By Abe Greenwald
Monday, March 03, 2025
Oceans may protect the United States from the violence of
wars in Europe and Asia. But those oceans do nothing to stop America’s domestic
tribal fights from invading and disfiguring far off countries. We’re watching
it happen to Ukraine, and Europe as a whole, in real-time.
There are, to be sure, right-wing foreign-policy thinkers
who genuinely embrace a worldview that dictates the U.S. do little or nothing
to help Ukraine fend off Russia’s invasion. They may believe that we should
focus our military resources more directly on deterring China, or they may
think that what goes on between long-warring peoples overseas is none of our
business anymore. Whatever their theories, they have their studied reasons for
opposing military aid to Ukraine. But the larger part of anti-Ukraine MAGA
isn’t nearly so considered. Ukraine has merely become a casualty of our
partisan squabbles.
MAGA resents Ukraine and Volodymyr Zelenskyy because Joe
Biden supported Ukraine (however insufficiently) and wove that support into a
roundabout argument against Donald Trump’s supposed threat to democracy itself.
Trump supporters also have a fondness for Vladimir Putin because they’re
following Trump’s lead in advertising respect for the Russian strongman to
scandalize liberals.
This isn’t about a considered position on the proper role
of the U.S. regarding Ukraine and Russia, and I can prove it. In his first
presidential term, Trump was more supportive of Ukraine’s effort to fend off
Russia than Barack Obama had been. Not only did the MAGA chorus have no
objections; Trump bragged about it, and his supporters ate it up. Here’s Trump
speaking at a joint press conference with Zelenskyy in 2019:
“Well, we’re working with Ukraine. And we want other countries to work with
Ukraine. When I saw ‘work,’ I’m
referring to money. They should put up more money. We put up a lot of money. I gave you anti-tank busters that—frankly,
President Obama was sending you pillows and sheets. And I gave you anti-tank busters. And a lot of people didn’t want to do that,
but I did it.”
And, yes, Zelenskyy wore a suit for that meeting—because
his country wasn’t under total siege, as it is today. Which means that Trump
was proud to support Ukraine with money and defensive weaponry even before
Putin launched a full-scale invasion. If anything should have set-off populist
alarm bells about unnecessary overseas spending and fomenting foreign wars, it
was increasing U.S. military support for a country that wasn’t yet under full
attack. And aside from academic foreign-policy “realists,” everyone in
Trumpland was fine with it. They were fine, too, with the fact that Trump’s
zinger about “pillows and sheets” was lifted directly from Sen. John McCain—a
neocon.

——

(SHORT EXERCISE A)
Answer these questions about the commentary on Ukraine:
(i) According to its opening, what may oceans protect the United States from?
(ii) In what year did Trump speak at the joint press conference with Zelenskyy?
(iii) From whom was Trump's "pillows and sheets" zinger lifted?
(SHORT EXERCISE B)
Can you lay out every line of the listing as a Markdown table with the columns Row and Line, numbering the rows and leaving out blank lines and the pictures?
The listing that comes next is unrelated to the commentary on Ukraine.

(AVAILABLE DATA)
——

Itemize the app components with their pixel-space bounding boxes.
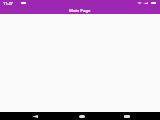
staticText: 11:47 <box>3 1 13 6</box>
button[interactable]: Back <box>22 112 47 120</box>
button[interactable]: Home <box>69 112 94 120</box>
button[interactable]: Recent apps <box>114 112 139 120</box>
staticText: Main Page <box>69 7 91 13</box>
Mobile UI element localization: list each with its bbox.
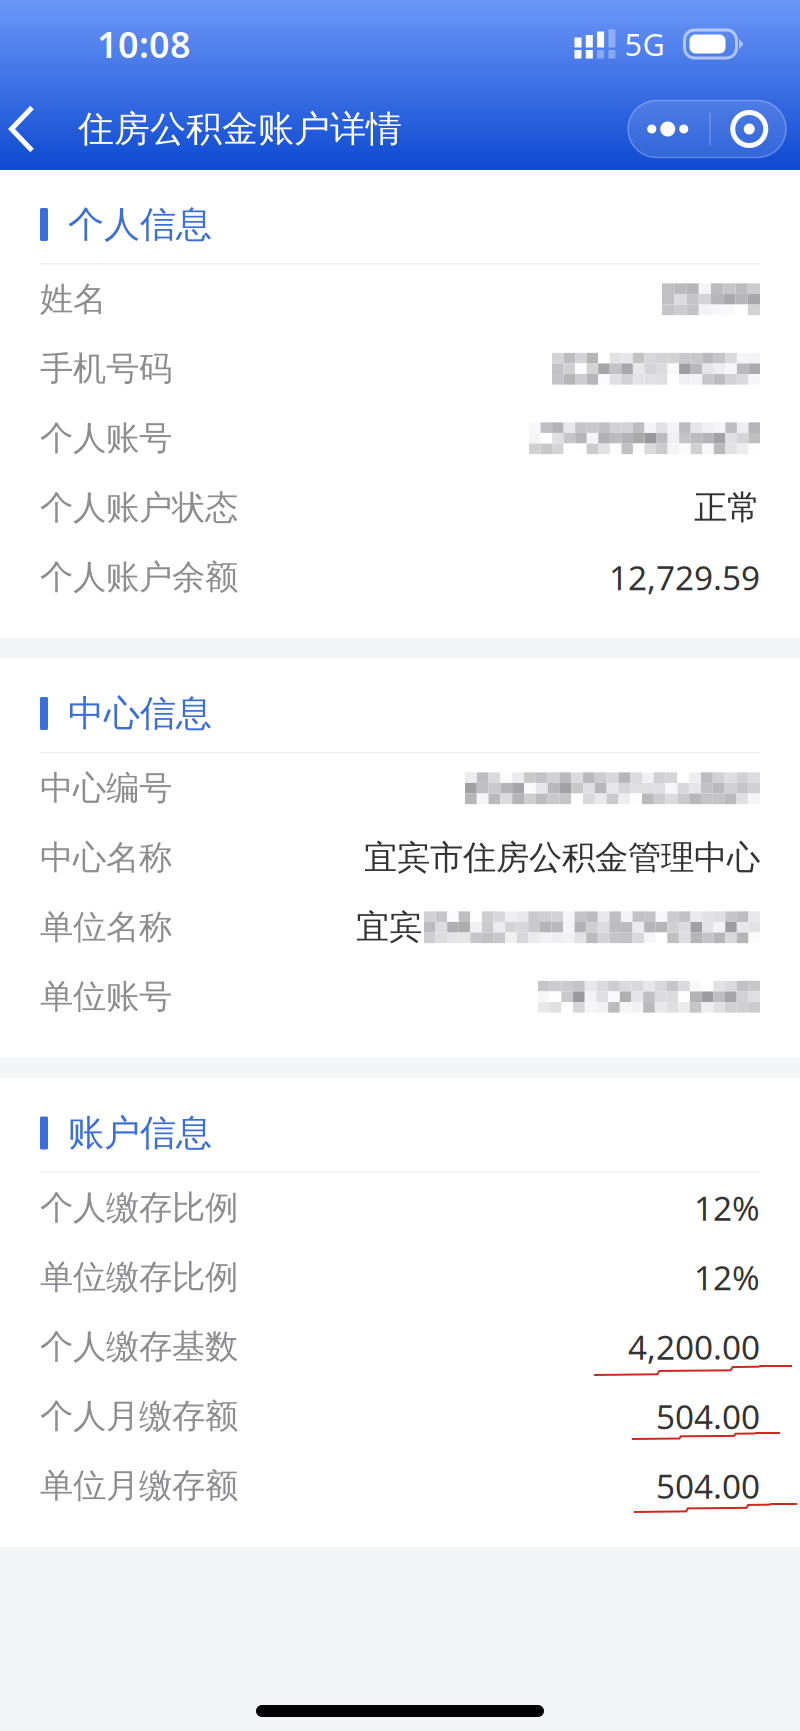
staticText: 单位账号 xyxy=(40,976,172,1017)
staticText: 个人缴存比例 xyxy=(40,1187,238,1228)
staticText: 宜宾市住房公积金管理中心 xyxy=(364,837,760,878)
staticText: 姓名 xyxy=(40,279,106,320)
staticText: 单位缴存比例 xyxy=(40,1257,238,1298)
staticText: 504.00 xyxy=(656,1394,760,1438)
staticText: 个人月缴存额 xyxy=(40,1396,238,1437)
staticText: 个人账号 xyxy=(40,418,172,459)
staticText: 账户信息 xyxy=(68,1111,212,1155)
staticText: 中心名称 xyxy=(40,837,172,878)
staticText: 5G xyxy=(624,24,664,64)
staticText: 中心信息 xyxy=(68,691,212,736)
staticText: 4,200.00 xyxy=(628,1325,760,1369)
staticText: 12% xyxy=(694,1186,760,1230)
staticText: 手机号码 xyxy=(40,348,172,389)
button[interactable]: Back xyxy=(0,88,78,170)
staticText: 个人账户状态 xyxy=(40,487,238,528)
staticText: 12,729.59 xyxy=(609,555,760,599)
staticText: 504.00 xyxy=(656,1464,760,1508)
staticText: 个人缴存基数 xyxy=(40,1326,238,1367)
button[interactable]: More options xyxy=(628,100,786,158)
staticText: 中心编号 xyxy=(40,768,172,809)
staticText: 正常 xyxy=(694,487,760,528)
staticText: 单位名称 xyxy=(40,907,172,948)
staticText: 住房公积金账户详情 xyxy=(78,107,402,151)
staticText: 12% xyxy=(694,1255,760,1299)
staticText: 10:08 xyxy=(97,20,191,68)
staticText: 宜宾 xyxy=(356,907,422,948)
staticText: 个人信息 xyxy=(68,202,212,247)
staticText: 个人账户余额 xyxy=(40,557,238,598)
staticText: 单位月缴存额 xyxy=(40,1465,238,1506)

——

(FULL ANSWER A)
(i) The violence of wars in Europe and Asia.
(ii) 2019.
(iii) Sen. John McCain.

(FULL ANSWER B)
| Row | Line |
|---|---|
| 1 | Itemize the app components with their pixel-space bounding boxes. |
| 2 | staticText: 11:47 <box>3 1 13 6</box> |
| 3 | button[interactable]: Back <box>22 112 47 120</box> |
| 4 | button[interactable]: Home <box>69 112 94 120</box> |
| 5 | button[interactable]: Recent apps <box>114 112 139 120</box> |
| 6 | staticText: Main Page <box>69 7 91 13</box> |
| 7 | Mobile UI element localization: list each with its bbox. |
| 8 | staticText: 单位账号 xyxy=(40,976,172,1017) |
| 9 | staticText: 个人缴存比例 xyxy=(40,1187,238,1228) |
| 10 | staticText: 宜宾市住房公积金管理中心 xyxy=(364,837,760,878) |
| 11 | staticText: 姓名 xyxy=(40,279,106,320) |
| 12 | staticText: 单位缴存比例 xyxy=(40,1257,238,1298) |
| 13 | staticText: 504.00 xyxy=(656,1394,760,1438) |
| 14 | staticText: 个人月缴存额 xyxy=(40,1396,238,1437) |
| 15 | staticText: 个人账号 xyxy=(40,418,172,459) |
| 16 | staticText: 账户信息 xyxy=(68,1111,212,1155) |
| 17 | staticText: 中心名称 xyxy=(40,837,172,878) |
| 18 | staticText: 5G xyxy=(624,24,664,64) |
| 19 | staticText: 中心信息 xyxy=(68,691,212,736) |
| 20 | staticText: 4,200.00 xyxy=(628,1325,760,1369) |
| 21 | staticText: 12% xyxy=(694,1186,760,1230) |
| 22 | staticText: 手机号码 xyxy=(40,348,172,389) |
| 23 | button[interactable]: Back xyxy=(0,88,78,170) |
| 24 | staticText: 个人账户状态 xyxy=(40,487,238,528) |
| 25 | staticText: 12,729.59 xyxy=(609,555,760,599) |
| 26 | staticText: 504.00 xyxy=(656,1464,760,1508) |
| 27 | staticText: 个人缴存基数 xyxy=(40,1326,238,1367) |
| 28 | button[interactable]: More options xyxy=(628,100,786,158) |
| 29 | staticText: 中心编号 xyxy=(40,768,172,809) |
| 30 | staticText: 正常 xyxy=(694,487,760,528) |
| 31 | staticText: 单位名称 xyxy=(40,907,172,948) |
| 32 | staticText: 住房公积金账户详情 xyxy=(78,107,402,151) |
| 33 | staticText: 12% xyxy=(694,1255,760,1299) |
| 34 | staticText: 10:08 xyxy=(97,20,191,68) |
| 35 | staticText: 宜宾 xyxy=(356,907,422,948) |
| 36 | staticText: 个人信息 xyxy=(68,202,212,247) |
| 37 | staticText: 个人账户余额 xyxy=(40,557,238,598) |
| 38 | staticText: 单位月缴存额 xyxy=(40,1465,238,1506) |